Problem to work on:
Reproduce the entries word for word, and omit any picture you find in them.

[Records excerpted from a collection]
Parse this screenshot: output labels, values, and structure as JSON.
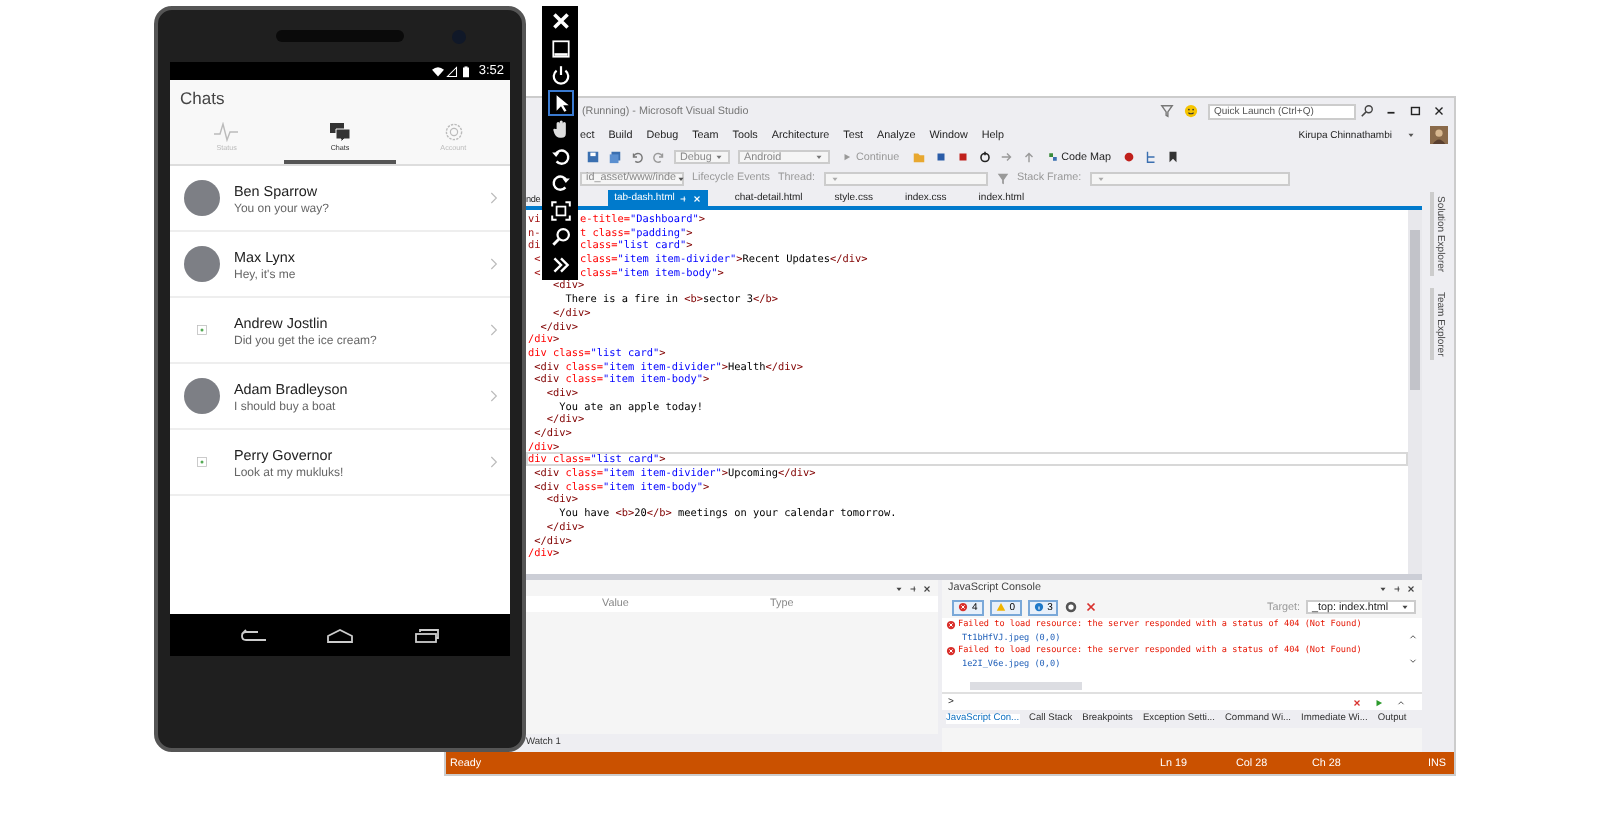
{
  "emulator": {
    "status_time": "3:52",
    "app_title": "Chats",
    "tabs": [
      {
        "label": "Status",
        "selected": false
      },
      {
        "label": "Chats",
        "selected": true
      },
      {
        "label": "Account",
        "selected": false
      }
    ],
    "chats": [
      {
        "name": "Ben Sparrow",
        "message": "You on your way?",
        "kind": "photo"
      },
      {
        "name": "Max Lynx",
        "message": "Hey, it's me",
        "kind": "photo"
      },
      {
        "name": "Andrew Jostlin",
        "message": "Did you get the ice cream?",
        "kind": "missing"
      },
      {
        "name": "Adam Bradleyson",
        "message": "I should buy a boat",
        "kind": "photo"
      },
      {
        "name": "Perry Governor",
        "message": "Look at my mukluks!",
        "kind": "missing"
      }
    ]
  },
  "ide": {
    "title": "(Running) - Microsoft Visual Studio",
    "quick_launch_placeholder": "Quick Launch (Ctrl+Q)",
    "menu": [
      "ect",
      "Build",
      "Debug",
      "Team",
      "Tools",
      "Architecture",
      "Test",
      "Analyze",
      "Window",
      "Help"
    ],
    "user": "Kirupa Chinnathambi",
    "toolbar": {
      "configuration": "Debug",
      "platform": "Android",
      "continue": "Continue",
      "code_map": "Code Map"
    },
    "debug_bar": {
      "location": "id_asset/www/inde",
      "lifecycle": "Lifecycle Events",
      "thread_label": "Thread:",
      "stack_frame_label": "Stack Frame:"
    },
    "tabs": [
      {
        "label": "nde",
        "selected": false
      },
      {
        "label": "tab-dash.html",
        "selected": true
      },
      {
        "label": "chat-detail.html",
        "selected": false
      },
      {
        "label": "style.css",
        "selected": false
      },
      {
        "label": "index.css",
        "selected": false
      },
      {
        "label": "index.html",
        "selected": false
      }
    ],
    "code_lines": [
      {
        "pre": "vi",
        "text": "e-title=\"Dashboard\">",
        "current": false
      },
      {
        "pre": "n-",
        "text": "t class=\"padding\">",
        "current": false
      },
      {
        "pre": "di",
        "text": "class=\"list card\">",
        "current": false
      },
      {
        "pre": " <",
        "text": "class=\"item item-divider\">Recent Updates</div>",
        "current": false
      },
      {
        "pre": " <",
        "text": "class=\"item item-body\">",
        "current": false
      },
      {
        "text": "    <div>",
        "current": false
      },
      {
        "text": "      There is a fire in <b>sector 3</b>",
        "current": false
      },
      {
        "text": "    </div>",
        "current": false
      },
      {
        "text": "  </div>",
        "current": false
      },
      {
        "text": "/div>",
        "current": false
      },
      {
        "text": "div class=\"list card\">",
        "current": false
      },
      {
        "text": " <div class=\"item item-divider\">Health</div>",
        "current": false
      },
      {
        "text": " <div class=\"item item-body\">",
        "current": false
      },
      {
        "text": "   <div>",
        "current": false
      },
      {
        "text": "     You ate an apple today!",
        "current": false
      },
      {
        "text": "   </div>",
        "current": false
      },
      {
        "text": " </div>",
        "current": false
      },
      {
        "text": "/div>",
        "current": false
      },
      {
        "text": "div class=\"list card\">",
        "current": true
      },
      {
        "text": " <div class=\"item item-divider\">Upcoming</div>",
        "current": false
      },
      {
        "text": " <div class=\"item item-body\">",
        "current": false
      },
      {
        "text": "   <div>",
        "current": false
      },
      {
        "text": "     You have <b>20</b> meetings on your calendar tomorrow.",
        "current": false
      },
      {
        "text": "   </div>",
        "current": false
      },
      {
        "text": " </div>",
        "current": false
      },
      {
        "text": "/div>",
        "current": false
      }
    ],
    "side_tabs": [
      "Solution Explorer",
      "Team Explorer"
    ],
    "watch": {
      "columns": [
        "Value",
        "Type"
      ],
      "tab": "Watch 1"
    },
    "console": {
      "title": "JavaScript Console",
      "errors": "4",
      "warnings": "0",
      "messages": "3",
      "target_label": "Target:",
      "target": "_top: index.html",
      "entries": [
        {
          "text": "Failed to load resource: the server responded with a status of 404 (Not Found)",
          "link": "Tt1bHfVJ.jpeg (0,0)"
        },
        {
          "text": "Failed to load resource: the server responded with a status of 404 (Not Found)",
          "link": "1e2I_V6e.jpeg (0,0)"
        }
      ],
      "prompt": ">"
    },
    "bottom_tabs": [
      {
        "label": "JavaScript Con...",
        "selected": true
      },
      {
        "label": "Call Stack",
        "selected": false
      },
      {
        "label": "Breakpoints",
        "selected": false
      },
      {
        "label": "Exception Setti...",
        "selected": false
      },
      {
        "label": "Command Wi...",
        "selected": false
      },
      {
        "label": "Immediate Wi...",
        "selected": false
      },
      {
        "label": "Output",
        "selected": false
      }
    ],
    "status_bar": {
      "state": "Ready",
      "line": "Ln 19",
      "col": "Col 28",
      "ch": "Ch 28",
      "mode": "INS"
    }
  }
}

Finished exercise:
Parse this screenshot: output labels, values, and structure as JSON.
{
  "emulator": {
    "status_time": "3:52",
    "app_title": "Chats",
    "tabs": [
      {
        "label": "Status",
        "selected": false
      },
      {
        "label": "Chats",
        "selected": true
      },
      {
        "label": "Account",
        "selected": false
      }
    ],
    "chats": [
      {
        "name": "Ben Sparrow",
        "message": "You on your way?",
        "kind": "photo"
      },
      {
        "name": "Max Lynx",
        "message": "Hey, it's me",
        "kind": "photo"
      },
      {
        "name": "Andrew Jostlin",
        "message": "Did you get the ice cream?",
        "kind": "missing"
      },
      {
        "name": "Adam Bradleyson",
        "message": "I should buy a boat",
        "kind": "photo"
      },
      {
        "name": "Perry Governor",
        "message": "Look at my mukluks!",
        "kind": "missing"
      }
    ]
  },
  "ide": {
    "title": "(Running) - Microsoft Visual Studio",
    "quick_launch_placeholder": "Quick Launch (Ctrl+Q)",
    "menu": [
      "ect",
      "Build",
      "Debug",
      "Team",
      "Tools",
      "Architecture",
      "Test",
      "Analyze",
      "Window",
      "Help"
    ],
    "user": "Kirupa Chinnathambi",
    "toolbar": {
      "configuration": "Debug",
      "platform": "Android",
      "continue": "Continue",
      "code_map": "Code Map"
    },
    "debug_bar": {
      "location": "id_asset/www/inde",
      "lifecycle": "Lifecycle Events",
      "thread_label": "Thread:",
      "stack_frame_label": "Stack Frame:"
    },
    "tabs": [
      {
        "label": "nde",
        "selected": false
      },
      {
        "label": "tab-dash.html",
        "selected": true
      },
      {
        "label": "chat-detail.html",
        "selected": false
      },
      {
        "label": "style.css",
        "selected": false
      },
      {
        "label": "index.css",
        "selected": false
      },
      {
        "label": "index.html",
        "selected": false
      }
    ],
    "code_lines": [
      {
        "pre": "vi",
        "text": "e-title=\"Dashboard\">",
        "current": false
      },
      {
        "pre": "n-",
        "text": "t class=\"padding\">",
        "current": false
      },
      {
        "pre": "di",
        "text": "class=\"list card\">",
        "current": false
      },
      {
        "pre": " <",
        "text": "class=\"item item-divider\">Recent Updates</div>",
        "current": false
      },
      {
        "pre": " <",
        "text": "class=\"item item-body\">",
        "current": false
      },
      {
        "text": "    <div>",
        "current": false
      },
      {
        "text": "      There is a fire in <b>sector 3</b>",
        "current": false
      },
      {
        "text": "    </div>",
        "current": false
      },
      {
        "text": "  </div>",
        "current": false
      },
      {
        "text": "/div>",
        "current": false
      },
      {
        "text": "div class=\"list card\">",
        "current": false
      },
      {
        "text": " <div class=\"item item-divider\">Health</div>",
        "current": false
      },
      {
        "text": " <div class=\"item item-body\">",
        "current": false
      },
      {
        "text": "   <div>",
        "current": false
      },
      {
        "text": "     You ate an apple today!",
        "current": false
      },
      {
        "text": "   </div>",
        "current": false
      },
      {
        "text": " </div>",
        "current": false
      },
      {
        "text": "/div>",
        "current": false
      },
      {
        "text": "div class=\"list card\">",
        "current": true
      },
      {
        "text": " <div class=\"item item-divider\">Upcoming</div>",
        "current": false
      },
      {
        "text": " <div class=\"item item-body\">",
        "current": false
      },
      {
        "text": "   <div>",
        "current": false
      },
      {
        "text": "     You have <b>20</b> meetings on your calendar tomorrow.",
        "current": false
      },
      {
        "text": "   </div>",
        "current": false
      },
      {
        "text": " </div>",
        "current": false
      },
      {
        "text": "/div>",
        "current": false
      }
    ],
    "side_tabs": [
      "Solution Explorer",
      "Team Explorer"
    ],
    "watch": {
      "columns": [
        "Value",
        "Type"
      ],
      "tab": "Watch 1"
    },
    "console": {
      "title": "JavaScript Console",
      "errors": "4",
      "warnings": "0",
      "messages": "3",
      "target_label": "Target:",
      "target": "_top: index.html",
      "entries": [
        {
          "text": "Failed to load resource: the server responded with a status of 404 (Not Found)",
          "link": "Tt1bHfVJ.jpeg (0,0)"
        },
        {
          "text": "Failed to load resource: the server responded with a status of 404 (Not Found)",
          "link": "1e2I_V6e.jpeg (0,0)"
        }
      ],
      "prompt": ">"
    },
    "bottom_tabs": [
      {
        "label": "JavaScript Con...",
        "selected": true
      },
      {
        "label": "Call Stack",
        "selected": false
      },
      {
        "label": "Breakpoints",
        "selected": false
      },
      {
        "label": "Exception Setti...",
        "selected": false
      },
      {
        "label": "Command Wi...",
        "selected": false
      },
      {
        "label": "Immediate Wi...",
        "selected": false
      },
      {
        "label": "Output",
        "selected": false
      }
    ],
    "status_bar": {
      "state": "Ready",
      "line": "Ln 19",
      "col": "Col 28",
      "ch": "Ch 28",
      "mode": "INS"
    }
  }
}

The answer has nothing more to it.